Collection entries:
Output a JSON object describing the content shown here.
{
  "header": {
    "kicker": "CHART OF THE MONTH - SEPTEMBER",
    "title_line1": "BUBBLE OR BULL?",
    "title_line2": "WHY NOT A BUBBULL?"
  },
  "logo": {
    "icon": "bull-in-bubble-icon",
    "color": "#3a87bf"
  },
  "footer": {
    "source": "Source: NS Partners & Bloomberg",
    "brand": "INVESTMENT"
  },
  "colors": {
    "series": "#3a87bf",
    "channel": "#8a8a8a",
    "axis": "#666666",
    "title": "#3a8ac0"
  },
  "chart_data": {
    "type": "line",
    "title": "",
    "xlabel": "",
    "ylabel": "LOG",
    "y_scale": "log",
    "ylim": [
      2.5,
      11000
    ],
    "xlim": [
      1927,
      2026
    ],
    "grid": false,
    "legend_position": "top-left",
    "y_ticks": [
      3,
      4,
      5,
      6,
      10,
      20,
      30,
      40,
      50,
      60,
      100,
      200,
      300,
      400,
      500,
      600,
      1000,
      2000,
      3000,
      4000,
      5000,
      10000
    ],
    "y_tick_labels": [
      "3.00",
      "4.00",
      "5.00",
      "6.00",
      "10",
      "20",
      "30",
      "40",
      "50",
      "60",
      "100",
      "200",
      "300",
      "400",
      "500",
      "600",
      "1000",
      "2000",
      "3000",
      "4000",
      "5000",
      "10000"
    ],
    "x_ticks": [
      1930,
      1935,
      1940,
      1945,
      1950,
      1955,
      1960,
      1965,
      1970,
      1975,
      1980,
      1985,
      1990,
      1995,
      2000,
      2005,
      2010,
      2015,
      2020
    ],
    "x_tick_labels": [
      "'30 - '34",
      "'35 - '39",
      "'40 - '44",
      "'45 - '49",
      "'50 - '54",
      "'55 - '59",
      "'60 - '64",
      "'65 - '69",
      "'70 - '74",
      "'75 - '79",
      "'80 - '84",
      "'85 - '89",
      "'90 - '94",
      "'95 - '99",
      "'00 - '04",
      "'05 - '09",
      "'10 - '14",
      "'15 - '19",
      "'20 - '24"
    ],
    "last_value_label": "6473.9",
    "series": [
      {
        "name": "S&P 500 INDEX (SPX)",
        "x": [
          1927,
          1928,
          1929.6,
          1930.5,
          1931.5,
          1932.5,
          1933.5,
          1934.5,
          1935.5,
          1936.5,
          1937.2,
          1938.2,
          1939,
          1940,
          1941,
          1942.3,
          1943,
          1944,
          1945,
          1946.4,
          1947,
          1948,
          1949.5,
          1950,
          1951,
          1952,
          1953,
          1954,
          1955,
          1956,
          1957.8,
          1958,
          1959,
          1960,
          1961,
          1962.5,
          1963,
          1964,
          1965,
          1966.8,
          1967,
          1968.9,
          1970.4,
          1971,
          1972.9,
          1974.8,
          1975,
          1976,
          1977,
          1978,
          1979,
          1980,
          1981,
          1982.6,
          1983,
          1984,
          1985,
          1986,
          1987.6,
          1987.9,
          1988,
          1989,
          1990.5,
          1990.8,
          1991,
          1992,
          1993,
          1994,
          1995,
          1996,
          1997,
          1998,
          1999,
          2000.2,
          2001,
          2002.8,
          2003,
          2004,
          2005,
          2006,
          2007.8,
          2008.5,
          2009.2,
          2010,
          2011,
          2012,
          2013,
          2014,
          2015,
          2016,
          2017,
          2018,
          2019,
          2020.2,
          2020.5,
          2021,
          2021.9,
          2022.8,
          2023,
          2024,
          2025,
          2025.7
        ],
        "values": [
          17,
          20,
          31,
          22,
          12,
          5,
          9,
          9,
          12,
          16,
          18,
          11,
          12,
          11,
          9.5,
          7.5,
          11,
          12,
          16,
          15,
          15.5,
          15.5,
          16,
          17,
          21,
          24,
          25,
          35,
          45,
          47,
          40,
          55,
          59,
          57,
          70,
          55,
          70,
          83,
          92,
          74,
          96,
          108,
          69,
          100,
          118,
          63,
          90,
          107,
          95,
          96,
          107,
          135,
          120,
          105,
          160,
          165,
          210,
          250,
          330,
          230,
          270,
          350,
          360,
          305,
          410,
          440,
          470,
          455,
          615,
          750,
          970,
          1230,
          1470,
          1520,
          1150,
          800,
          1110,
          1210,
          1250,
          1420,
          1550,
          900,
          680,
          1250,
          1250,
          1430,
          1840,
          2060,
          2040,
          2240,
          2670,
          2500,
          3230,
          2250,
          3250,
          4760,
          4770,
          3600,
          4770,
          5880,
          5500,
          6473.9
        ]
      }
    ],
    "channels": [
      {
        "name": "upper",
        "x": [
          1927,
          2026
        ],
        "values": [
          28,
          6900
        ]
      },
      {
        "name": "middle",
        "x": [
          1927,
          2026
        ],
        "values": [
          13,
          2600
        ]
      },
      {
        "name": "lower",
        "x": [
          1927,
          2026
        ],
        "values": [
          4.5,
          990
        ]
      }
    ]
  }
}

DO THIS. Extract every record. Keep wording exact.

ANSWER FOR THE TASK.
Output a JSON object describing the content shown here.
{
  "header": {
    "kicker": "CHART OF THE MONTH - SEPTEMBER",
    "title_line1": "BUBBLE OR BULL?",
    "title_line2": "WHY NOT A BUBBULL?"
  },
  "logo": {
    "icon": "bull-in-bubble-icon",
    "color": "#3a87bf"
  },
  "footer": {
    "source": "Source: NS Partners & Bloomberg",
    "brand": "INVESTMENT"
  },
  "colors": {
    "series": "#3a87bf",
    "channel": "#8a8a8a",
    "axis": "#666666",
    "title": "#3a8ac0"
  },
  "chart_data": {
    "type": "line",
    "title": "",
    "xlabel": "",
    "ylabel": "LOG",
    "y_scale": "log",
    "ylim": [
      2.5,
      11000
    ],
    "xlim": [
      1927,
      2026
    ],
    "grid": false,
    "legend_position": "top-left",
    "y_ticks": [
      3,
      4,
      5,
      6,
      10,
      20,
      30,
      40,
      50,
      60,
      100,
      200,
      300,
      400,
      500,
      600,
      1000,
      2000,
      3000,
      4000,
      5000,
      10000
    ],
    "y_tick_labels": [
      "3.00",
      "4.00",
      "5.00",
      "6.00",
      "10",
      "20",
      "30",
      "40",
      "50",
      "60",
      "100",
      "200",
      "300",
      "400",
      "500",
      "600",
      "1000",
      "2000",
      "3000",
      "4000",
      "5000",
      "10000"
    ],
    "x_ticks": [
      1930,
      1935,
      1940,
      1945,
      1950,
      1955,
      1960,
      1965,
      1970,
      1975,
      1980,
      1985,
      1990,
      1995,
      2000,
      2005,
      2010,
      2015,
      2020
    ],
    "x_tick_labels": [
      "'30 - '34",
      "'35 - '39",
      "'40 - '44",
      "'45 - '49",
      "'50 - '54",
      "'55 - '59",
      "'60 - '64",
      "'65 - '69",
      "'70 - '74",
      "'75 - '79",
      "'80 - '84",
      "'85 - '89",
      "'90 - '94",
      "'95 - '99",
      "'00 - '04",
      "'05 - '09",
      "'10 - '14",
      "'15 - '19",
      "'20 - '24"
    ],
    "last_value_label": "6473.9",
    "series": [
      {
        "name": "S&P 500 INDEX (SPX)",
        "x": [
          1927,
          1928,
          1929.6,
          1930.5,
          1931.5,
          1932.5,
          1933.5,
          1934.5,
          1935.5,
          1936.5,
          1937.2,
          1938.2,
          1939,
          1940,
          1941,
          1942.3,
          1943,
          1944,
          1945,
          1946.4,
          1947,
          1948,
          1949.5,
          1950,
          1951,
          1952,
          1953,
          1954,
          1955,
          1956,
          1957.8,
          1958,
          1959,
          1960,
          1961,
          1962.5,
          1963,
          1964,
          1965,
          1966.8,
          1967,
          1968.9,
          1970.4,
          1971,
          1972.9,
          1974.8,
          1975,
          1976,
          1977,
          1978,
          1979,
          1980,
          1981,
          1982.6,
          1983,
          1984,
          1985,
          1986,
          1987.6,
          1987.9,
          1988,
          1989,
          1990.5,
          1990.8,
          1991,
          1992,
          1993,
          1994,
          1995,
          1996,
          1997,
          1998,
          1999,
          2000.2,
          2001,
          2002.8,
          2003,
          2004,
          2005,
          2006,
          2007.8,
          2008.5,
          2009.2,
          2010,
          2011,
          2012,
          2013,
          2014,
          2015,
          2016,
          2017,
          2018,
          2019,
          2020.2,
          2020.5,
          2021,
          2021.9,
          2022.8,
          2023,
          2024,
          2025,
          2025.7
        ],
        "values": [
          17,
          20,
          31,
          22,
          12,
          5,
          9,
          9,
          12,
          16,
          18,
          11,
          12,
          11,
          9.5,
          7.5,
          11,
          12,
          16,
          15,
          15.5,
          15.5,
          16,
          17,
          21,
          24,
          25,
          35,
          45,
          47,
          40,
          55,
          59,
          57,
          70,
          55,
          70,
          83,
          92,
          74,
          96,
          108,
          69,
          100,
          118,
          63,
          90,
          107,
          95,
          96,
          107,
          135,
          120,
          105,
          160,
          165,
          210,
          250,
          330,
          230,
          270,
          350,
          360,
          305,
          410,
          440,
          470,
          455,
          615,
          750,
          970,
          1230,
          1470,
          1520,
          1150,
          800,
          1110,
          1210,
          1250,
          1420,
          1550,
          900,
          680,
          1250,
          1250,
          1430,
          1840,
          2060,
          2040,
          2240,
          2670,
          2500,
          3230,
          2250,
          3250,
          4760,
          4770,
          3600,
          4770,
          5880,
          5500,
          6473.9
        ]
      }
    ],
    "channels": [
      {
        "name": "upper",
        "x": [
          1927,
          2026
        ],
        "values": [
          28,
          6900
        ]
      },
      {
        "name": "middle",
        "x": [
          1927,
          2026
        ],
        "values": [
          13,
          2600
        ]
      },
      {
        "name": "lower",
        "x": [
          1927,
          2026
        ],
        "values": [
          4.5,
          990
        ]
      }
    ]
  }
}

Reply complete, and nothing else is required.